[[ TEXT PROVIDED, beginning ]]
IR expansion and its evolutionary implications in Liliales

The boundaries of IR regions with LSC and SSC play a critical role in expansion and contraction of the genome; thus, the gene contents of IRs vary significantly (Goulding et al. 1996; Plunkett and Downie 2000). Eight complete plastid genome sequences including the data generated in the present study are available currently and are represented from five families in the order Liliales, namely, C. autumnale and G. superba (Colchicaceae), A. aurea (Alstroemeriacae), L. longiflorum (Liliaceae), S. china (Smilacaceae), C. japonica, V. patulum and P. verticillata (Melanthiaceae). The IR boundaries between the C. autumnale and G. superba chloroplast genomes showed a similar pattern (Fig. 6). The IRB-LSC junction is located within the sequence of rps19 in both genomes, and part of the rps19 gene was copied in IRA and its 3′ end adjacent psbA in LSC, which is common in the typical monocot chloroplast genome structure. This junction was similar to A. aurea, which shares a close relationship with the Colchicaceae family and L. longiflorum. However, it was expanded to include the whole rps19 gene and part of rpl22 in S. china. In case of family Melanthiaceae, which is a sister clade of Liliaceae and Smilacaceae, it was varied within the family. In V. patulum, it was located in the intergenic spacer between rps19 and trnH-GUG (Fig. 6). In contrast, it was expanded to part of rps3, and the entire rps19 and rpl22 genes in the chloroplast genomes of C. japonica and P. verticillata. Comparative studies among cpDNAs from eight species in Liliales indicated that they share the same structures and gene orders in the SSC region and IR-SSC junction (JLA, JLB) at the position of ycf1 region. However, the overlapped length between the ycf1 pseudogene and ndhF (JSB) varied among the species; e.g., C. autumnale (39 bp), G. superba (53 bp), A. aurea (78 bp), L. longiflorum (17 bp), and C. japonica (5 bp). The overlap of these genes was also observed in the other chloroplast genomes of angiosperm species (Yang et al. 2010).
[[ TEXT PROVIDED, end ]]
[[ GIVEN ENTRIES, beginning ]]
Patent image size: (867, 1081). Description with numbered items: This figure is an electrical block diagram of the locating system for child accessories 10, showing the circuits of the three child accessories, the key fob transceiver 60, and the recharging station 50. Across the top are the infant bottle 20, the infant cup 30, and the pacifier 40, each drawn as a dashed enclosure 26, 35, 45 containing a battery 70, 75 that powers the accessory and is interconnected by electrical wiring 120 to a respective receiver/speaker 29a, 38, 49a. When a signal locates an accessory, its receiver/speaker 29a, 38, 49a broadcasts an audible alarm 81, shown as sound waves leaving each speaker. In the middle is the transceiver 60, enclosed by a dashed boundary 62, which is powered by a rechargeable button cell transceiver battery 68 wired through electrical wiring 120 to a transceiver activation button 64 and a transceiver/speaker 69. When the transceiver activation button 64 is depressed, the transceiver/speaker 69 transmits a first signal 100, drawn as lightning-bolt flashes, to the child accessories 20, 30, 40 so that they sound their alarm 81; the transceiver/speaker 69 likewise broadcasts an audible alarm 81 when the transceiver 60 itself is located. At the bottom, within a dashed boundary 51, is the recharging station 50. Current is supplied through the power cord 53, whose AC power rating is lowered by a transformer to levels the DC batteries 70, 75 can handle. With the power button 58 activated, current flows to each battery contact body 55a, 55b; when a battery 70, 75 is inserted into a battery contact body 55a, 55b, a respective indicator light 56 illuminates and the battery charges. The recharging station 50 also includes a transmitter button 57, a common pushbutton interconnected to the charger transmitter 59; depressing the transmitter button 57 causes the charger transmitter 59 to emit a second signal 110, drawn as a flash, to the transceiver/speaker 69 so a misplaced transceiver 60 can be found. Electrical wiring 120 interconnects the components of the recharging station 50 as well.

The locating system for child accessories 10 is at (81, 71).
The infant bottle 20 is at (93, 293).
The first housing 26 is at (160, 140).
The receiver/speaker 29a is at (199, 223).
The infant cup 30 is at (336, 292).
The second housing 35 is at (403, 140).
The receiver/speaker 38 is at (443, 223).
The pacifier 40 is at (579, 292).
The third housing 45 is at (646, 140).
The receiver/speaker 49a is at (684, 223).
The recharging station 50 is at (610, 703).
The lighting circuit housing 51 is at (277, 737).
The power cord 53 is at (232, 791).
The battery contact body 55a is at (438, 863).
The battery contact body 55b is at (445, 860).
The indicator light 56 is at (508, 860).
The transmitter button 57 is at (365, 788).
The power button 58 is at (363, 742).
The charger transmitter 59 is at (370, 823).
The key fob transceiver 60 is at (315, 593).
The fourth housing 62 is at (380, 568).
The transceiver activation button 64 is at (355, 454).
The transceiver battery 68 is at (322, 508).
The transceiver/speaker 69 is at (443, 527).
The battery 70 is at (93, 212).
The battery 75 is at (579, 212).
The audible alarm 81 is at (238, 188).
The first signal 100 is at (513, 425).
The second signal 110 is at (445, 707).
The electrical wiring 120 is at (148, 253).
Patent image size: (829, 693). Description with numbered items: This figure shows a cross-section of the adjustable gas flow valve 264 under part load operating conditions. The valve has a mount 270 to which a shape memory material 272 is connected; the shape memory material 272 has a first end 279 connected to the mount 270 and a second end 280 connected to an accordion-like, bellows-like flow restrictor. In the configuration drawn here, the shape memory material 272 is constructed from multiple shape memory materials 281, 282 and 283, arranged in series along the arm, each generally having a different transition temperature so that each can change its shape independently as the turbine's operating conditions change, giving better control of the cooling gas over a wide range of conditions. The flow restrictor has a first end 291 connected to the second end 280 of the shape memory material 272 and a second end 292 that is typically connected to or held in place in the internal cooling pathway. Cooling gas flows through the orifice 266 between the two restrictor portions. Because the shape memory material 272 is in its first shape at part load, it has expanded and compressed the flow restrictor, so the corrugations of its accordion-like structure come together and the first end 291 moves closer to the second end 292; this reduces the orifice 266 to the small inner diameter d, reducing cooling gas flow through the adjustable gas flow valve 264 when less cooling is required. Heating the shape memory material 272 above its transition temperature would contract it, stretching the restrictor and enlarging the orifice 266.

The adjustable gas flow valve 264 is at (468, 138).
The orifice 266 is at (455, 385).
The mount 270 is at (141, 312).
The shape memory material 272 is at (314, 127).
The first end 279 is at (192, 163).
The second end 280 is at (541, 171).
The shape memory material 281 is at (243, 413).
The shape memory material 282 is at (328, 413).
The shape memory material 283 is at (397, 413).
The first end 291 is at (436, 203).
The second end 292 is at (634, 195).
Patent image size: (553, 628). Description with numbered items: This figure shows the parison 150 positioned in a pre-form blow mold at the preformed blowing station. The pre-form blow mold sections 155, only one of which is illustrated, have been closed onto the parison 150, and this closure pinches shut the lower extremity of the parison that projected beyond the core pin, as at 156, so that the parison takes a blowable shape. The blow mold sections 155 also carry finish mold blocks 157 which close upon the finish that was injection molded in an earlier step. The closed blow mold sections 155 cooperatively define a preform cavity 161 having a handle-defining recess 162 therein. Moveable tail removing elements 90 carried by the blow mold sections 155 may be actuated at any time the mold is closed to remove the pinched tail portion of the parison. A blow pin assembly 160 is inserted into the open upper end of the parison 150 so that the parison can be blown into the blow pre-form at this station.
[[ GIVEN ENTRIES, end ]]
**WHAT TO PRODUCE:** Pick up the passage on inverted repeat boundaries in Liliales plastid genomes after its final sentence and continue it. The rows are not required for this work.

**REPLY:**
In addition, the trnH-GUG-psbA spacer region located in the junction between IRA and LSC is common in monocots. The trnH-GUG-psbA chloroplast intergenetic spacer region has been used in many DNA barcoding studies (Pang et al. 2012) and has become a frequently used marker for molecular phylogenetic studies at the lower taxonomic level (Degtjareva et al. 2012). However, this study showed various gene compositions in these regions among the species of Liliales. Therefore, the trnH-GUG-psbA intergenetic spacer may not be a good candidate for resolving phylogenetic relationships (at least in this order), because this spacer showed significantly different gene contents and lengths, which cause the complicate alignment and analysis.

Author contribution statement

Nguyen PAT carried out the analyses and drafted the manuscript. Kim JS participated in the design and coordination of the study, advised to analyze the data, and drafted the manuscript. Kim JH participated in the coordination of the study and helped to draft the manuscript. All authors read and approved the final manuscript.